Rows from a dataset:
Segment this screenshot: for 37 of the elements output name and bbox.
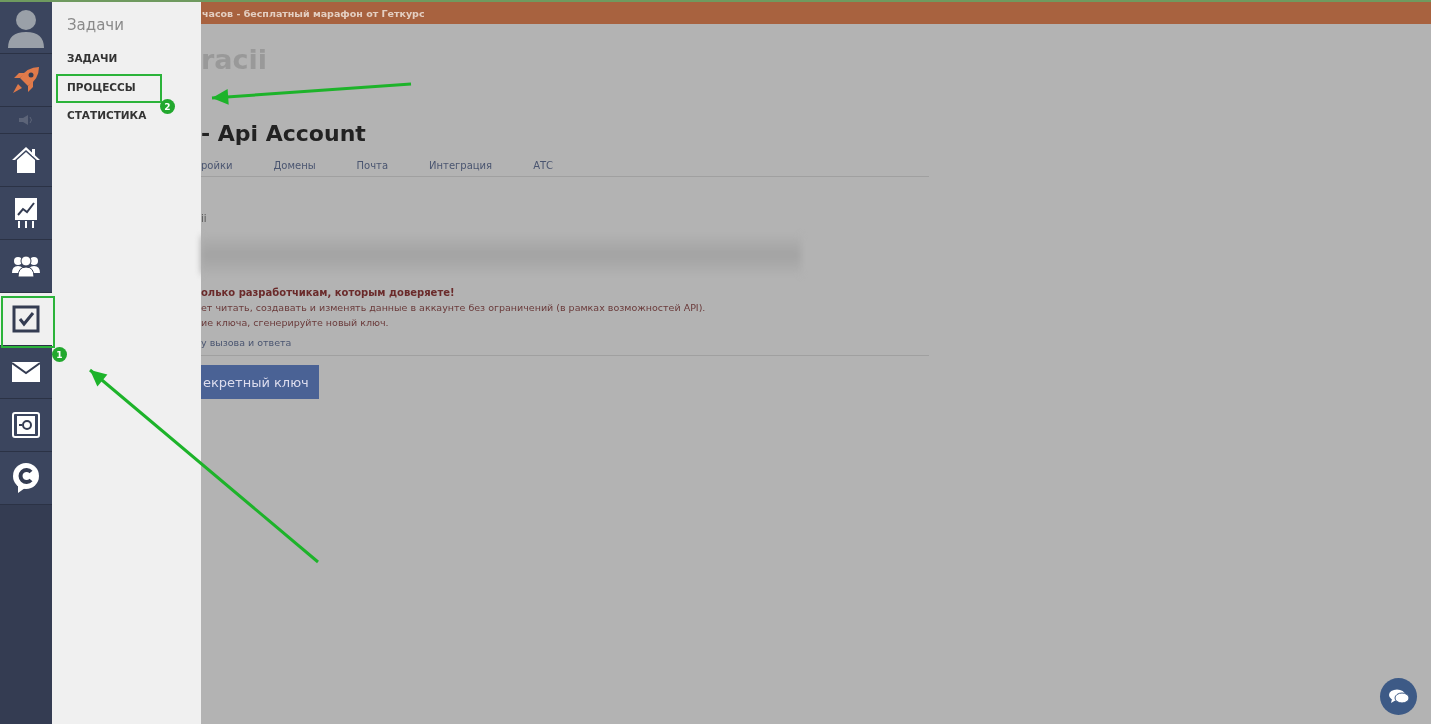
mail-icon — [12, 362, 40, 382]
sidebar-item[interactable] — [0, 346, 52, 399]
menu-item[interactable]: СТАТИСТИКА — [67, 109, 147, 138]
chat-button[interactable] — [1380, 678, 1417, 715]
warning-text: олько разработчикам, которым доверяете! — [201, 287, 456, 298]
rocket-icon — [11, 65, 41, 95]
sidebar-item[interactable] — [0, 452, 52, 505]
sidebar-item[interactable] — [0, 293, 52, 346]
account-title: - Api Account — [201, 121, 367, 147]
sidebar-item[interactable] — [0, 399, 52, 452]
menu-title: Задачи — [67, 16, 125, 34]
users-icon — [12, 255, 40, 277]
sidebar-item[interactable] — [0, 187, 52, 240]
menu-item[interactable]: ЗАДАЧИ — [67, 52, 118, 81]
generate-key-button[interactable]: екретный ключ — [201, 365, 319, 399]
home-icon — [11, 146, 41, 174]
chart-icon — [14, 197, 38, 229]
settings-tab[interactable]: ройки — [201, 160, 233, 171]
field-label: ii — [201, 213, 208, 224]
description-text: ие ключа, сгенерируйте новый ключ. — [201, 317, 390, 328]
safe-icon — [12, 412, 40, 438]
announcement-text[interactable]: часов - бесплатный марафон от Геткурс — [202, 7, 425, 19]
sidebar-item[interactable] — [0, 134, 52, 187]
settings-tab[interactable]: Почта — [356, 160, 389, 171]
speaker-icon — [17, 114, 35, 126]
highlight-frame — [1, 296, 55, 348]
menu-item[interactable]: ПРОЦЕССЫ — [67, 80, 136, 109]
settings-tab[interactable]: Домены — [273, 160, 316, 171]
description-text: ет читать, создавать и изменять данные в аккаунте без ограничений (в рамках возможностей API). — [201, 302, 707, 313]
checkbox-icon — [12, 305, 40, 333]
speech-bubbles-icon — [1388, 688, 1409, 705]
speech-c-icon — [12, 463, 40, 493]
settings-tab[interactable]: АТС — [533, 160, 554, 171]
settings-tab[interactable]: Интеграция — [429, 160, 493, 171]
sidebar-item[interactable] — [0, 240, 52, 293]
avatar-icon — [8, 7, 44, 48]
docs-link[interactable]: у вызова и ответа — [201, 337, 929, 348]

§ **Instructions for the task**
Reproduce the rows above line for line, without any changes, and leave out the pictures.

§ **Response**
Segment this screenshot: for 37 of the elements output name and bbox.
mail-icon — [12, 362, 40, 382]
sidebar-item[interactable] — [0, 346, 52, 399]
menu-item[interactable]: СТАТИСТИКА — [67, 109, 147, 138]
chat-button[interactable] — [1380, 678, 1417, 715]
warning-text: олько разработчикам, которым доверяете! — [201, 287, 456, 298]
rocket-icon — [11, 65, 41, 95]
sidebar-item[interactable] — [0, 452, 52, 505]
sidebar-item[interactable] — [0, 293, 52, 346]
account-title: - Api Account — [201, 121, 367, 147]
sidebar-item[interactable] — [0, 399, 52, 452]
menu-title: Задачи — [67, 16, 125, 34]
users-icon — [12, 255, 40, 277]
sidebar-item[interactable] — [0, 187, 52, 240]
menu-item[interactable]: ЗАДАЧИ — [67, 52, 118, 81]
generate-key-button[interactable]: екретный ключ — [201, 365, 319, 399]
home-icon — [11, 146, 41, 174]
chart-icon — [14, 197, 38, 229]
settings-tab[interactable]: ройки — [201, 160, 233, 171]
field-label: ii — [201, 213, 208, 224]
description-text: ие ключа, сгенерируйте новый ключ. — [201, 317, 390, 328]
safe-icon — [12, 412, 40, 438]
announcement-text[interactable]: часов - бесплатный марафон от Геткурс — [202, 7, 425, 19]
sidebar-item[interactable] — [0, 134, 52, 187]
settings-tab[interactable]: Почта — [356, 160, 389, 171]
speaker-icon — [17, 114, 35, 126]
highlight-frame — [1, 296, 55, 348]
menu-item[interactable]: ПРОЦЕССЫ — [67, 80, 136, 109]
settings-tab[interactable]: Домены — [273, 160, 316, 171]
description-text: ет читать, создавать и изменять данные в аккаунте без ограничений (в рамках возможностей API). — [201, 302, 707, 313]
checkbox-icon — [12, 305, 40, 333]
speech-bubbles-icon — [1388, 688, 1409, 705]
speech-c-icon — [12, 463, 40, 493]
settings-tab[interactable]: АТС — [533, 160, 554, 171]
settings-tab[interactable]: Интеграция — [429, 160, 493, 171]
sidebar-item[interactable] — [0, 240, 52, 293]
avatar-icon — [8, 7, 44, 48]
docs-link[interactable]: у вызова и ответа — [201, 337, 929, 348]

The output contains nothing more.